Do this: Locate the word "Weekly" in the entries below, then gather every line that holds it.

Given data:
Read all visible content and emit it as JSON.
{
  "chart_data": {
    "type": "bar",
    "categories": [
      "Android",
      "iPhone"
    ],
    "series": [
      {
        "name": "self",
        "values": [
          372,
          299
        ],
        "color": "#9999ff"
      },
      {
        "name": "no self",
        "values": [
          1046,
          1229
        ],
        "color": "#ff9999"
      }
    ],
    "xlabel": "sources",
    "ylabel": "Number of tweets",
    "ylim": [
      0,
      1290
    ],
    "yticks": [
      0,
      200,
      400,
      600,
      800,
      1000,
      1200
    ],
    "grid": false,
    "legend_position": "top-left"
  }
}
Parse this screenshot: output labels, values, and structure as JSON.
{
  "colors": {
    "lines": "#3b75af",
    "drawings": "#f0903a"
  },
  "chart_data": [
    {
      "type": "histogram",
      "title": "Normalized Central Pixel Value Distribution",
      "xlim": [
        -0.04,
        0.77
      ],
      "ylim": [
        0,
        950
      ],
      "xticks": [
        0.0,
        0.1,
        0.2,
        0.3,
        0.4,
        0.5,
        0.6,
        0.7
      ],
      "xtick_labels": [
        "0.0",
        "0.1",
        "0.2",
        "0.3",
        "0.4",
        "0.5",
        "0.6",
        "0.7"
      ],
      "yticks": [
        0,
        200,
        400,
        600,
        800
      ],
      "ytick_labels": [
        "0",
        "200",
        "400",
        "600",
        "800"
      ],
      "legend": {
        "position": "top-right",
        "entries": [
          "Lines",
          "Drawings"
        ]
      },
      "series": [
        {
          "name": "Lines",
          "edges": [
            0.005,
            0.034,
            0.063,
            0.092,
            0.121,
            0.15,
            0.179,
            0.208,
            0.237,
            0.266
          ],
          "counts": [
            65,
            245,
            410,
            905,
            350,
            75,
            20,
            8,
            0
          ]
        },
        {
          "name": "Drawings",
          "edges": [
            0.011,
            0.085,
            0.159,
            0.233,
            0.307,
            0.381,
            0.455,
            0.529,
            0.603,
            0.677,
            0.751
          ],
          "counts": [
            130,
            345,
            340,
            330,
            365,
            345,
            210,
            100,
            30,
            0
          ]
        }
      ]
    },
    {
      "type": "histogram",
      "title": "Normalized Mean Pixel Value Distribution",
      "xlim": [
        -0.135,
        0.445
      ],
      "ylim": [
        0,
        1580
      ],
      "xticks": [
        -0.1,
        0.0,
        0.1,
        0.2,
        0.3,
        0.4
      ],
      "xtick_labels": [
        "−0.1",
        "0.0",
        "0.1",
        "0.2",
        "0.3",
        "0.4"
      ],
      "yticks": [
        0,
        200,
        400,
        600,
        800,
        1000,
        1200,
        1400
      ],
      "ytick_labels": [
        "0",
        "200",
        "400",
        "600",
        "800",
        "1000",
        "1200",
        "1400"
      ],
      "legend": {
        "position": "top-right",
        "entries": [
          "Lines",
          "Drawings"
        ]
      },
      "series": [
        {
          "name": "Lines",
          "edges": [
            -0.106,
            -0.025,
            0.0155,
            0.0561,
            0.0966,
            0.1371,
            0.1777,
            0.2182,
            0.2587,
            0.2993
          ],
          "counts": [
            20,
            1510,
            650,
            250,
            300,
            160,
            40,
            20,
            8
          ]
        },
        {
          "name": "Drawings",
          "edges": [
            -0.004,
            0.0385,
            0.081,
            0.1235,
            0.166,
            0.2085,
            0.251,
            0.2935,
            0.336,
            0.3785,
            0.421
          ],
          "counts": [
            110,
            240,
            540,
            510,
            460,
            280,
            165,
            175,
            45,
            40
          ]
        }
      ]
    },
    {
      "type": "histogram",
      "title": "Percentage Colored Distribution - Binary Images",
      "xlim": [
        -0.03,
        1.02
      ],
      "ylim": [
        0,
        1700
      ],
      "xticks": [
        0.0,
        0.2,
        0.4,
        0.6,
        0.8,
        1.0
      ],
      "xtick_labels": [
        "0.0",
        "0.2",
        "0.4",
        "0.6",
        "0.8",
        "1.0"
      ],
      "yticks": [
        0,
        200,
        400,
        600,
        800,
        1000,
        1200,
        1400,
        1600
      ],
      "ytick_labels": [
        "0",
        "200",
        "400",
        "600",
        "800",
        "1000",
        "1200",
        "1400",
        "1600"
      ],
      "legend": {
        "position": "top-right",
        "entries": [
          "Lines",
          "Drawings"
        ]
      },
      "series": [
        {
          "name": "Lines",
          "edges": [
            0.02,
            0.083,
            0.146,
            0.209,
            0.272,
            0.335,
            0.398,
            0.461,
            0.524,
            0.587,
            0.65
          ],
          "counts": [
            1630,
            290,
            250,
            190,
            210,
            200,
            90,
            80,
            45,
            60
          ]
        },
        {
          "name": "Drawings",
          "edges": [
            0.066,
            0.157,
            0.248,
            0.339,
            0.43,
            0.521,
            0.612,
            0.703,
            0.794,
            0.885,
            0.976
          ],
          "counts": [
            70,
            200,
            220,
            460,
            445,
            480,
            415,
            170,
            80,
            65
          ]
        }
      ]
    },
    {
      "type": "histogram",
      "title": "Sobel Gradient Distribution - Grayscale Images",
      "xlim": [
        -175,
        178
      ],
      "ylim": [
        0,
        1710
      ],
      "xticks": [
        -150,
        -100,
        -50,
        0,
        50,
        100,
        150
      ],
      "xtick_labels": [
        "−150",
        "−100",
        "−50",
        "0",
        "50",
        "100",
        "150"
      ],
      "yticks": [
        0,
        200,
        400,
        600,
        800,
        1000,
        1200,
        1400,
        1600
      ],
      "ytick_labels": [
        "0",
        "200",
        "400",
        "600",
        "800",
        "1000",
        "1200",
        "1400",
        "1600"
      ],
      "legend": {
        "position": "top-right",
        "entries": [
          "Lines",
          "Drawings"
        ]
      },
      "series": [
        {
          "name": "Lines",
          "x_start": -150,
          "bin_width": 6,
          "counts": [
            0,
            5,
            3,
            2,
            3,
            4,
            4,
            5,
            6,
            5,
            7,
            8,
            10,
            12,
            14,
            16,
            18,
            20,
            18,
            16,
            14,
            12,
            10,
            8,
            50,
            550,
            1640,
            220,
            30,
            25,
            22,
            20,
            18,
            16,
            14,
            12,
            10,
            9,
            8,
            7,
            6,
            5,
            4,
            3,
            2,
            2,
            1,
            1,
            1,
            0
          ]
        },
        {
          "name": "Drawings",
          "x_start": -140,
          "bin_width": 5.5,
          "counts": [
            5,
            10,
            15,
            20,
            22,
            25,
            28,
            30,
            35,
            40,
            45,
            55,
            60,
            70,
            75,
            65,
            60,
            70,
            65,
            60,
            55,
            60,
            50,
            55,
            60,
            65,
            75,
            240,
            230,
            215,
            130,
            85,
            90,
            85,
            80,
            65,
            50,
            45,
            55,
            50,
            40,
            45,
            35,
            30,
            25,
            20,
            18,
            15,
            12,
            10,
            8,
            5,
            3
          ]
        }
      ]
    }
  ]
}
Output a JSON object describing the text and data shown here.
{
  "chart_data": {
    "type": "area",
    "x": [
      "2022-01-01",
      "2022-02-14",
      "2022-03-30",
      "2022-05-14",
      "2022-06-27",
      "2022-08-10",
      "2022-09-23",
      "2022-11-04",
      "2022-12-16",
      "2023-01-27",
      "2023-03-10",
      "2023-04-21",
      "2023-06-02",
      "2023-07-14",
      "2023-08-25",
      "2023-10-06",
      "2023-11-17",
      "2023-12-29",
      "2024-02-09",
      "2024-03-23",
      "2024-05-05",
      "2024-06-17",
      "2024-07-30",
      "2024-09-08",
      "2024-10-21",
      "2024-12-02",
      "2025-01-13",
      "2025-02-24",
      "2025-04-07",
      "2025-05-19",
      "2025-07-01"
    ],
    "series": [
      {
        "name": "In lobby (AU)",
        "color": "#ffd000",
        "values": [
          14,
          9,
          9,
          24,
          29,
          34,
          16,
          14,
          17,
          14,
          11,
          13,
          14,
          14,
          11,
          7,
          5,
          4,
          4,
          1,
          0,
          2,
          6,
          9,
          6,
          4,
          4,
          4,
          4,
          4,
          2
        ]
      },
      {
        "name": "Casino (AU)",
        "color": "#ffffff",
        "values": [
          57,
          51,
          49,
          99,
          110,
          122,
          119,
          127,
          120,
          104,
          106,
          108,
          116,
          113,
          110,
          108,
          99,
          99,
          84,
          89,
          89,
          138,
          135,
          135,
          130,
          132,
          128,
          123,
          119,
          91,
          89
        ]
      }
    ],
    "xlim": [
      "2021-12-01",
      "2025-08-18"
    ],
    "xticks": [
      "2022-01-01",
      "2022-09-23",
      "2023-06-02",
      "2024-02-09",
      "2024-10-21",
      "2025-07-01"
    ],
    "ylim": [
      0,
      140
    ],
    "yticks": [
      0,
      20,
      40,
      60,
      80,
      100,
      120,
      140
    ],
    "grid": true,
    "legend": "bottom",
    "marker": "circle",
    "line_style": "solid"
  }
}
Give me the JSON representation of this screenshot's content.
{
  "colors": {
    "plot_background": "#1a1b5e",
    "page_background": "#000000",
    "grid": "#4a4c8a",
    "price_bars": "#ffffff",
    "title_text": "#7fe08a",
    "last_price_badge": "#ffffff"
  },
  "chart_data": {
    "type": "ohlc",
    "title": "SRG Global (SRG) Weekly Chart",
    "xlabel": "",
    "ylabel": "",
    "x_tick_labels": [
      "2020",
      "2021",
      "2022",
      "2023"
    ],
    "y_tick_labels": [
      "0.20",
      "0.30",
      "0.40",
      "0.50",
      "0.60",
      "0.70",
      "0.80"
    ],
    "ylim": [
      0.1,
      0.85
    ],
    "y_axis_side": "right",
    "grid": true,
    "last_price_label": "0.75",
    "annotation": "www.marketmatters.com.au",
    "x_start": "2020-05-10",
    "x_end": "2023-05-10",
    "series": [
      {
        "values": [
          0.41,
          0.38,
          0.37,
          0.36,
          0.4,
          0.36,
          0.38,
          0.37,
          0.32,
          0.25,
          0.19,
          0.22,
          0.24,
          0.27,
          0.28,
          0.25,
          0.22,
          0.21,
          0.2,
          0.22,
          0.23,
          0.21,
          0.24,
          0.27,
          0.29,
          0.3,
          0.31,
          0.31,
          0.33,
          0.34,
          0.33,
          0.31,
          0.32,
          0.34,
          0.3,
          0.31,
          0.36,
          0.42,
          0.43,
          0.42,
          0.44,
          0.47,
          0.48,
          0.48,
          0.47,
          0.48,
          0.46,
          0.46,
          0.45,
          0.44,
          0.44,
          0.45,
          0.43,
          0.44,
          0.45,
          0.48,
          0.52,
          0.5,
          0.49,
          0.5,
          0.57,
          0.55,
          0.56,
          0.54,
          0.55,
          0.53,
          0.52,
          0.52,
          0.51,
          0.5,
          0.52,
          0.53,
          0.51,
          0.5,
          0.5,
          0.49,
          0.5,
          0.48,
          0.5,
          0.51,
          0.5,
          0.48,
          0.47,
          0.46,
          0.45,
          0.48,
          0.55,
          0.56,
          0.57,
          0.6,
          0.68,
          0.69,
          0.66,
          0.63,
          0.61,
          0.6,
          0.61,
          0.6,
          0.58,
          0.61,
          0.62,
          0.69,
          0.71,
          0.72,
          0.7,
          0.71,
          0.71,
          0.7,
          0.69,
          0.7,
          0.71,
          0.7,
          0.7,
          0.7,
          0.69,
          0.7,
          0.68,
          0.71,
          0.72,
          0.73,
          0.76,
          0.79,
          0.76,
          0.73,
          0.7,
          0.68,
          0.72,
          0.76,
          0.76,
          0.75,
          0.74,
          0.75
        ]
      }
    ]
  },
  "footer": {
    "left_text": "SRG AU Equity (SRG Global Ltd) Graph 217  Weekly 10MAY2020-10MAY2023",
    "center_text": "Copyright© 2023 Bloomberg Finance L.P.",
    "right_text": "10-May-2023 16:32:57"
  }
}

Finished answer:
    "title": "SRG Global (SRG) Weekly Chart",
    "left_text": "SRG AU Equity (SRG Global Ltd) Graph 217  Weekly 10MAY2020-10MAY2023",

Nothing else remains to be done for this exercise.